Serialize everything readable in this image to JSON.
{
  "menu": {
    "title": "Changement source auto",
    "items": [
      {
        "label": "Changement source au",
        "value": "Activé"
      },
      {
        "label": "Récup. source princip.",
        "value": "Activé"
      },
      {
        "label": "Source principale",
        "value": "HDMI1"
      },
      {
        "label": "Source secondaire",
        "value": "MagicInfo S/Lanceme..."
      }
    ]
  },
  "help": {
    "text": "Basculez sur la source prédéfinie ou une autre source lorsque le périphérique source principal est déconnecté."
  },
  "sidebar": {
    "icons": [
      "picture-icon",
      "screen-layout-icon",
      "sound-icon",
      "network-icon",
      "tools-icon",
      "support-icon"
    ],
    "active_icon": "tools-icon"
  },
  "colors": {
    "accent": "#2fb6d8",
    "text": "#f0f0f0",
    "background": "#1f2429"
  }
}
################
■ The request ■
Copy out the whole listing exactly.

■ Solution to the problem ■
Serialize everything readable in this image to JSON.
{
  "menu": {
    "title": "Changement source auto",
    "items": [
      {
        "label": "Changement source au",
        "value": "Activé"
      },
      {
        "label": "Récup. source princip.",
        "value": "Activé"
      },
      {
        "label": "Source principale",
        "value": "HDMI1"
      },
      {
        "label": "Source secondaire",
        "value": "MagicInfo S/Lanceme..."
      }
    ]
  },
  "help": {
    "text": "Basculez sur la source prédéfinie ou une autre source lorsque le périphérique source principal est déconnecté."
  },
  "sidebar": {
    "icons": [
      "picture-icon",
      "screen-layout-icon",
      "sound-icon",
      "network-icon",
      "tools-icon",
      "support-icon"
    ],
    "active_icon": "tools-icon"
  },
  "colors": {
    "accent": "#2fb6d8",
    "text": "#f0f0f0",
    "background": "#1f2429"
  }
}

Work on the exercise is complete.